What the exercise asks →
Write the data out again exactly, dropping any images it holds.

(Recorded data)
= = =
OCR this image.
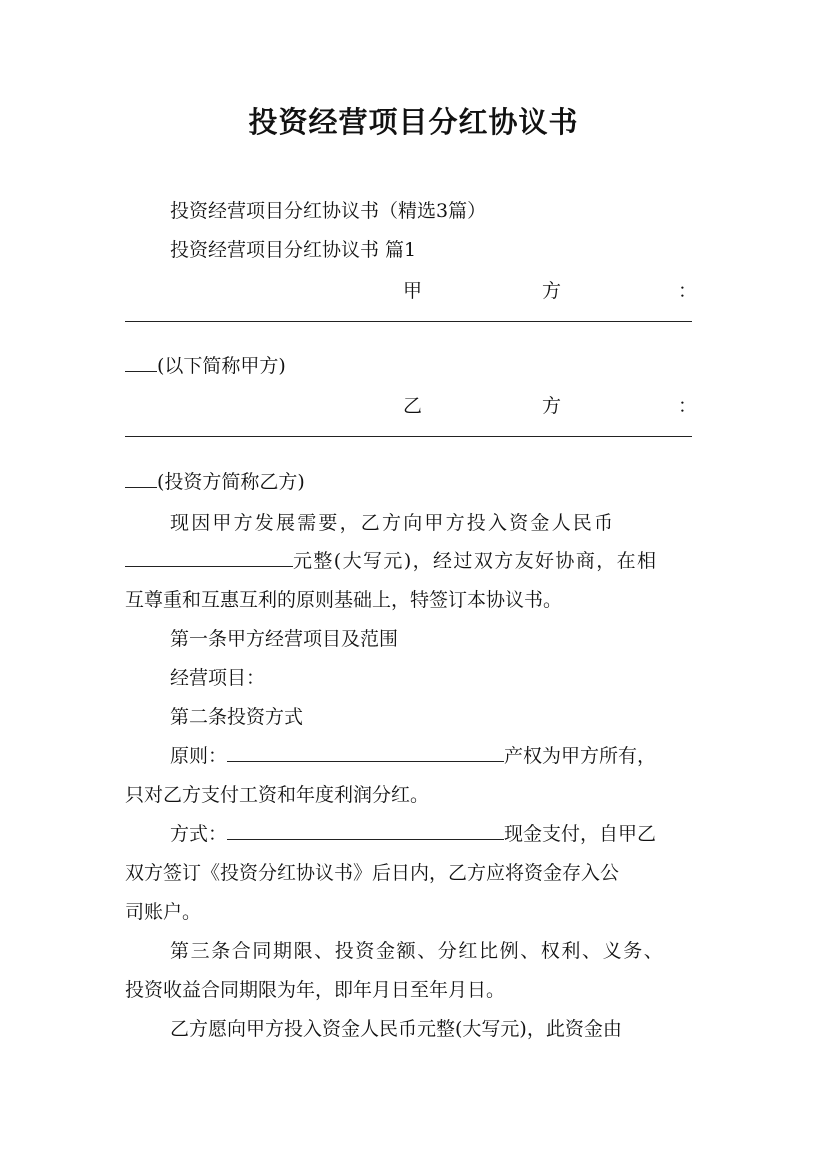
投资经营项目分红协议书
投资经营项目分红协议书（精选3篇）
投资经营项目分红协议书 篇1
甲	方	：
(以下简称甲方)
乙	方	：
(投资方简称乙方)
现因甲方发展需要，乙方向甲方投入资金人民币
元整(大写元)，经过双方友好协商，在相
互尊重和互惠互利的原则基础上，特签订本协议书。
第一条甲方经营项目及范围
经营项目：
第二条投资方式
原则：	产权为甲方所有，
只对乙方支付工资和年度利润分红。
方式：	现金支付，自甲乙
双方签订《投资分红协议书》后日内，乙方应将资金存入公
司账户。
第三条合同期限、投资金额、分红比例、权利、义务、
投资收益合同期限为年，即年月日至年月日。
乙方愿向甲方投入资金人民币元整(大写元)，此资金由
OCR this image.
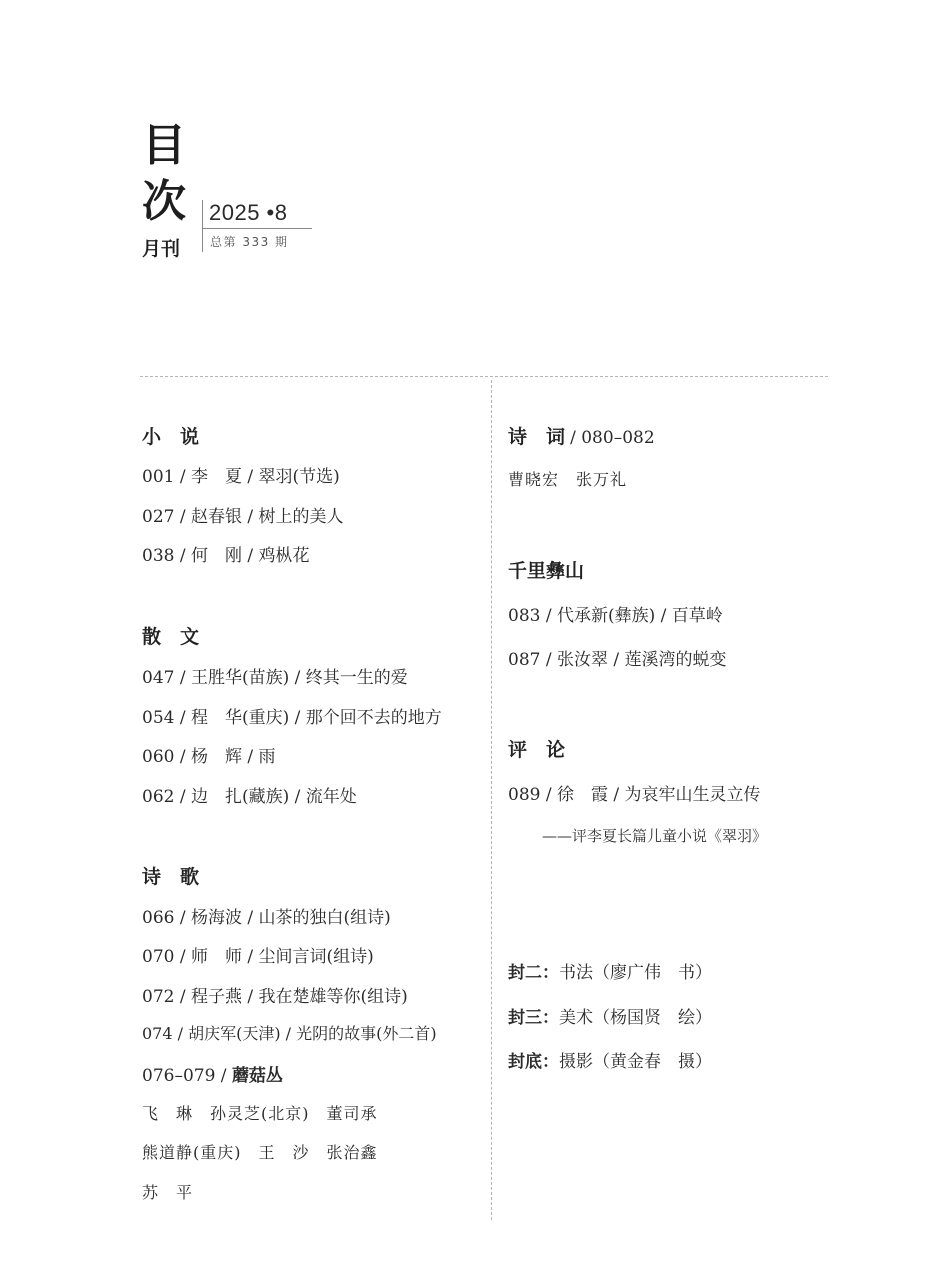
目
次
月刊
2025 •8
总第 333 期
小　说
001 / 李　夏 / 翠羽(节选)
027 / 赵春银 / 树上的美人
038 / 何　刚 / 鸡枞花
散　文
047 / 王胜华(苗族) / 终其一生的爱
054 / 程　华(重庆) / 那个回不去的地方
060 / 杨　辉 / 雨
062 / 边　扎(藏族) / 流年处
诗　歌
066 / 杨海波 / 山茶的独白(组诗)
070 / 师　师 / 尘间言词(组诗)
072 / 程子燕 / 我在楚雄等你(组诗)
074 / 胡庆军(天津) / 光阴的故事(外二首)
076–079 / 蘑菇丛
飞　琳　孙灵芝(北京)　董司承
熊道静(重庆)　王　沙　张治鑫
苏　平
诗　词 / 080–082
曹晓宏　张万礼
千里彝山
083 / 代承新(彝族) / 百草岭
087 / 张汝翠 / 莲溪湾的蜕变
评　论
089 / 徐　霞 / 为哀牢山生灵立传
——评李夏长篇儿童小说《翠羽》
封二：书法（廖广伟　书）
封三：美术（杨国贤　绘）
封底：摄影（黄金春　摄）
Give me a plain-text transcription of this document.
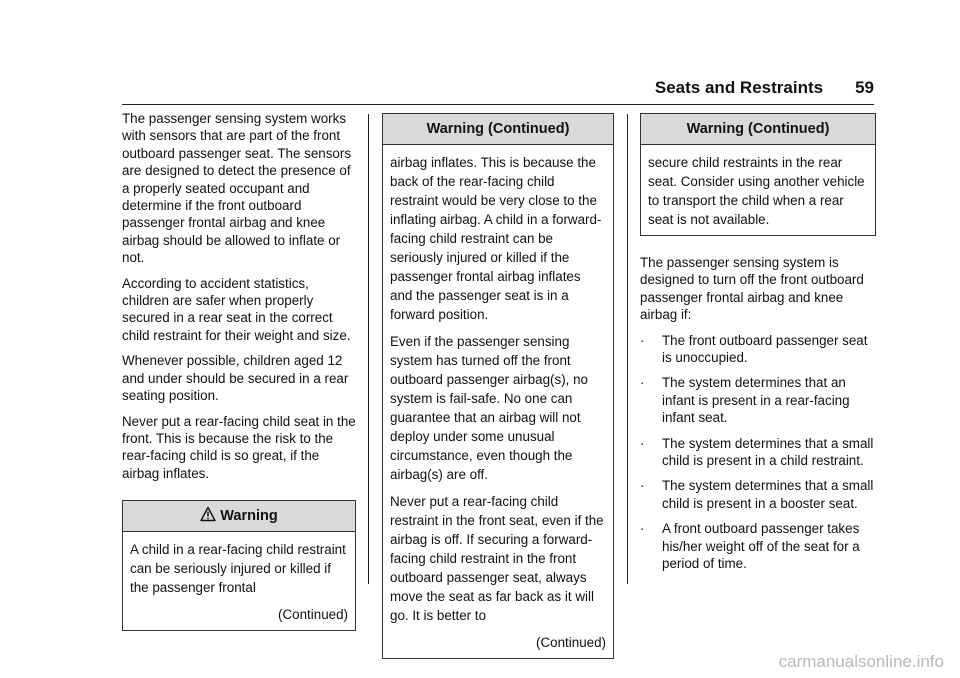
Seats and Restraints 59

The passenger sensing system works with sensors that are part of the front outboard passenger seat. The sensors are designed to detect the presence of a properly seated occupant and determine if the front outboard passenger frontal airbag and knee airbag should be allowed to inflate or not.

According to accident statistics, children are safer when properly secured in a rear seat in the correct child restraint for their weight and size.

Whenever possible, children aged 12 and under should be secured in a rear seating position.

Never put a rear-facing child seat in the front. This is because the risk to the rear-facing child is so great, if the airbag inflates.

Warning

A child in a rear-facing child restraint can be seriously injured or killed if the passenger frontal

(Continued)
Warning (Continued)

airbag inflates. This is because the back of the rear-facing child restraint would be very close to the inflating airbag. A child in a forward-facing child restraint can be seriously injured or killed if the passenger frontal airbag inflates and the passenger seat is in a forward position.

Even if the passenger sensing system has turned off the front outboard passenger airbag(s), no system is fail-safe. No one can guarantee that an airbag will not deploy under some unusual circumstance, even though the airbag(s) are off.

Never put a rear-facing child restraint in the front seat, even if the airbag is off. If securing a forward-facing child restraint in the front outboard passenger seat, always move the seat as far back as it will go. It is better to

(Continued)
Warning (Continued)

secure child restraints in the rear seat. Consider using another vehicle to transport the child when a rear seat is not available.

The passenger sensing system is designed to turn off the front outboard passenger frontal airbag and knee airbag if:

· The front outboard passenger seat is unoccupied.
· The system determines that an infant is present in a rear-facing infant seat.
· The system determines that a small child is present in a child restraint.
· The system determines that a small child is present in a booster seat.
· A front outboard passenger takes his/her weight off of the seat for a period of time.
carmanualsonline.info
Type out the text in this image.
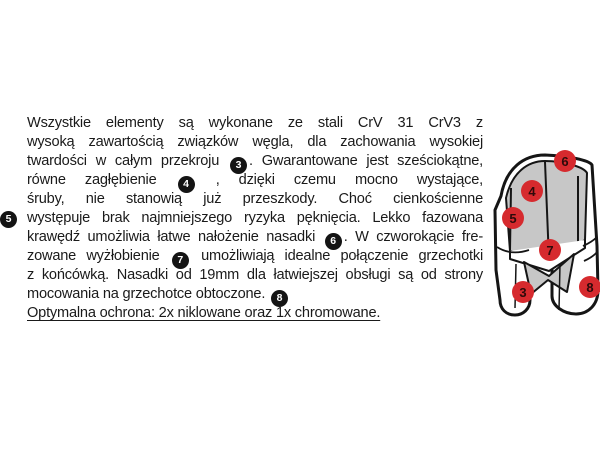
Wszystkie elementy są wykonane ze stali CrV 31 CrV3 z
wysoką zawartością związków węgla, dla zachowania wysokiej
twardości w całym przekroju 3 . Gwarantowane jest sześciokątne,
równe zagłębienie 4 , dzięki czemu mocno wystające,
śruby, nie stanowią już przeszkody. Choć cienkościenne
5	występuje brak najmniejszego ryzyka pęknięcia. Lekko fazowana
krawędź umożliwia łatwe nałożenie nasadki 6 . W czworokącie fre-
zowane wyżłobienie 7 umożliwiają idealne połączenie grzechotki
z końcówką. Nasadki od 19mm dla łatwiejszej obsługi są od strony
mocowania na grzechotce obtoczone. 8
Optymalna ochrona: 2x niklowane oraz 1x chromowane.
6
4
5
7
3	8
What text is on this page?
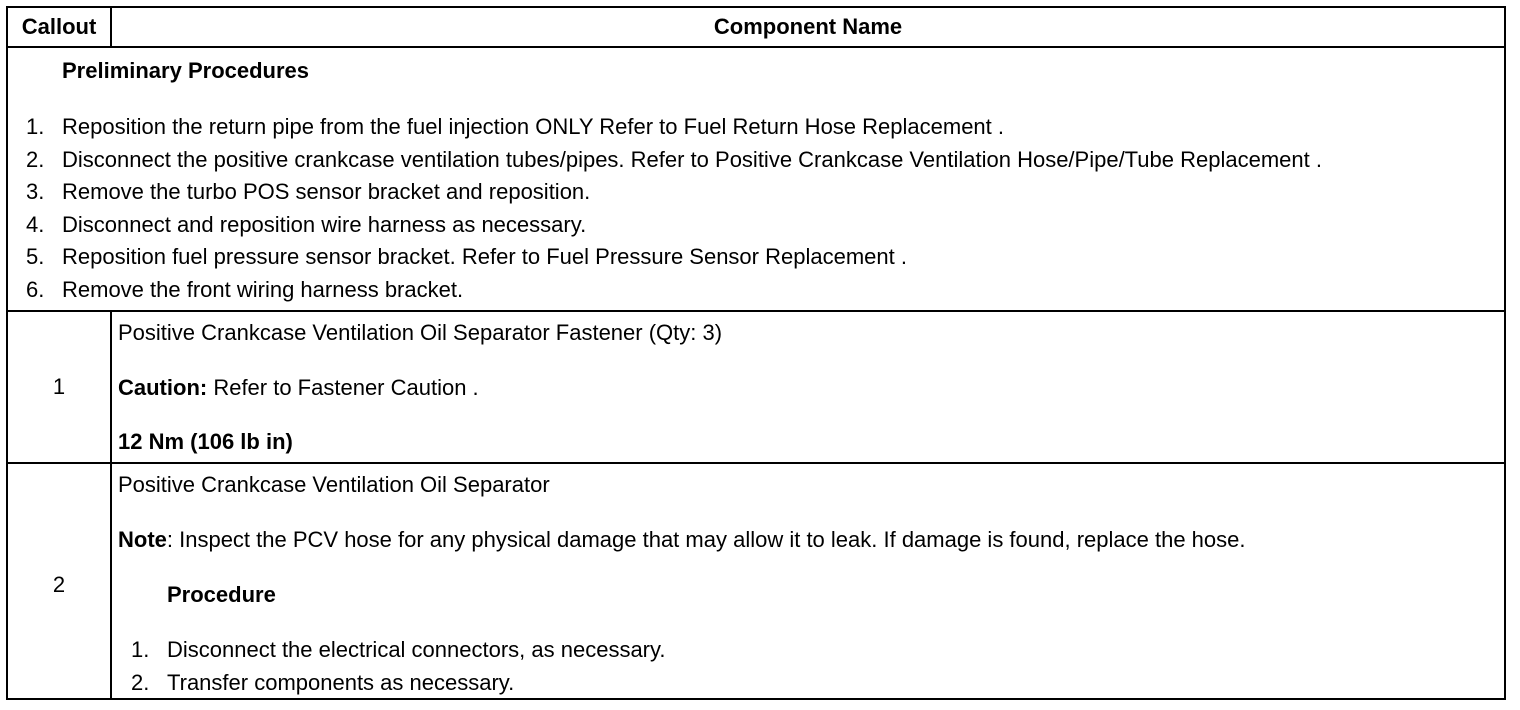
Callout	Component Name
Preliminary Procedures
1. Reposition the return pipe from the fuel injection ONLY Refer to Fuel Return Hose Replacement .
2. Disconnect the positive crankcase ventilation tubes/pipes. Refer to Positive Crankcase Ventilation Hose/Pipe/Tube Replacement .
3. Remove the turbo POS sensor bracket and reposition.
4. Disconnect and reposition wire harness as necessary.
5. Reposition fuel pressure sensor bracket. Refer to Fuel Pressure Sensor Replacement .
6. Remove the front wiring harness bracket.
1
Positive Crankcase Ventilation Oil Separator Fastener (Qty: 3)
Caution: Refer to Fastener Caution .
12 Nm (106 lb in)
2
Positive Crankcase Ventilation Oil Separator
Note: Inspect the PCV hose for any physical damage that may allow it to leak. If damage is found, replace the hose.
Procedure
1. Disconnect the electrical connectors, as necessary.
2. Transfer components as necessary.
= = =
Solution to the exercise →
OCR this image.
投资经营项目分红协议书
投资经营项目分红协议书（精选3篇）
投资经营项目分红协议书 篇1
甲	方	：
(以下简称甲方)
乙	方	：
(投资方简称乙方)
现因甲方发展需要，乙方向甲方投入资金人民币
元整(大写元)，经过双方友好协商，在相
互尊重和互惠互利的原则基础上，特签订本协议书。
第一条甲方经营项目及范围
经营项目：
第二条投资方式
原则：	产权为甲方所有，
只对乙方支付工资和年度利润分红。
方式：	现金支付，自甲乙
双方签订《投资分红协议书》后日内，乙方应将资金存入公
司账户。
第三条合同期限、投资金额、分红比例、权利、义务、
投资收益合同期限为年，即年月日至年月日。
乙方愿向甲方投入资金人民币元整(大写元)，此资金由
OCR this image.
目
次
月刊
2025 •8
总第 333 期
小　说
001 / 李　夏 / 翠羽(节选)
027 / 赵春银 / 树上的美人
038 / 何　刚 / 鸡枞花
散　文
047 / 王胜华(苗族) / 终其一生的爱
054 / 程　华(重庆) / 那个回不去的地方
060 / 杨　辉 / 雨
062 / 边　扎(藏族) / 流年处
诗　歌
066 / 杨海波 / 山茶的独白(组诗)
070 / 师　师 / 尘间言词(组诗)
072 / 程子燕 / 我在楚雄等你(组诗)
074 / 胡庆军(天津) / 光阴的故事(外二首)
076–079 / 蘑菇丛
飞　琳　孙灵芝(北京)　董司承
熊道静(重庆)　王　沙　张治鑫
苏　平
诗　词 / 080–082
曹晓宏　张万礼
千里彝山
083 / 代承新(彝族) / 百草岭
087 / 张汝翠 / 莲溪湾的蜕变
评　论
089 / 徐　霞 / 为哀牢山生灵立传
——评李夏长篇儿童小说《翠羽》
封二：书法（廖广伟　书）
封三：美术（杨国贤　绘）
封底：摄影（黄金春　摄）
Give me a plain-text transcription of this document.
Seats and Restraints 59

The passenger sensing system works with sensors that are part of the front outboard passenger seat. The sensors are designed to detect the presence of a properly seated occupant and determine if the front outboard passenger frontal airbag and knee airbag should be allowed to inflate or not.

According to accident statistics, children are safer when properly secured in a rear seat in the correct child restraint for their weight and size.

Whenever possible, children aged 12 and under should be secured in a rear seating position.

Never put a rear-facing child seat in the front. This is because the risk to the rear-facing child is so great, if the airbag inflates.

Warning

A child in a rear-facing child restraint can be seriously injured or killed if the passenger frontal

(Continued)
Warning (Continued)

airbag inflates. This is because the back of the rear-facing child restraint would be very close to the inflating airbag. A child in a forward-facing child restraint can be seriously injured or killed if the passenger frontal airbag inflates and the passenger seat is in a forward position.

Even if the passenger sensing system has turned off the front outboard passenger airbag(s), no system is fail-safe. No one can guarantee that an airbag will not deploy under some unusual circumstance, even though the airbag(s) are off.

Never put a rear-facing child restraint in the front seat, even if the airbag is off. If securing a forward-facing child restraint in the front outboard passenger seat, always move the seat as far back as it will go. It is better to

(Continued)
Warning (Continued)

secure child restraints in the rear seat. Consider using another vehicle to transport the child when a rear seat is not available.

The passenger sensing system is designed to turn off the front outboard passenger frontal airbag and knee airbag if:

· The front outboard passenger seat is unoccupied.
· The system determines that an infant is present in a rear-facing infant seat.
· The system determines that a small child is present in a child restraint.
· The system determines that a small child is present in a booster seat.
· A front outboard passenger takes his/her weight off of the seat for a period of time.
carmanualsonline.info
Type out the text in this image.
Wszystkie elementy są wykonane ze stali CrV 31 CrV3 z
wysoką zawartością związków węgla, dla zachowania wysokiej
twardości w całym przekroju 3 . Gwarantowane jest sześciokątne,
równe zagłębienie 4 , dzięki czemu mocno wystające,
śruby, nie stanowią już przeszkody. Choć cienkościenne
5	występuje brak najmniejszego ryzyka pęknięcia. Lekko fazowana
krawędź umożliwia łatwe nałożenie nasadki 6 . W czworokącie fre-
zowane wyżłobienie 7 umożliwiają idealne połączenie grzechotki
z końcówką. Nasadki od 19mm dla łatwiejszej obsługi są od strony
mocowania na grzechotce obtoczone. 8
Optymalna ochrona: 2x niklowane oraz 1x chromowane.
6
4
5
7
3	8
What text is on this page?
Callout	Component Name
Preliminary Procedures
1. Reposition the return pipe from the fuel injection ONLY Refer to Fuel Return Hose Replacement .
2. Disconnect the positive crankcase ventilation tubes/pipes. Refer to Positive Crankcase Ventilation Hose/Pipe/Tube Replacement .
3. Remove the turbo POS sensor bracket and reposition.
4. Disconnect and reposition wire harness as necessary.
5. Reposition fuel pressure sensor bracket. Refer to Fuel Pressure Sensor Replacement .
6. Remove the front wiring harness bracket.
1
Positive Crankcase Ventilation Oil Separator Fastener (Qty: 3)
Caution: Refer to Fastener Caution .
12 Nm (106 lb in)
2
Positive Crankcase Ventilation Oil Separator
Note: Inspect the PCV hose for any physical damage that may allow it to leak. If damage is found, replace the hose.
Procedure
1. Disconnect the electrical connectors, as necessary.
2. Transfer components as necessary.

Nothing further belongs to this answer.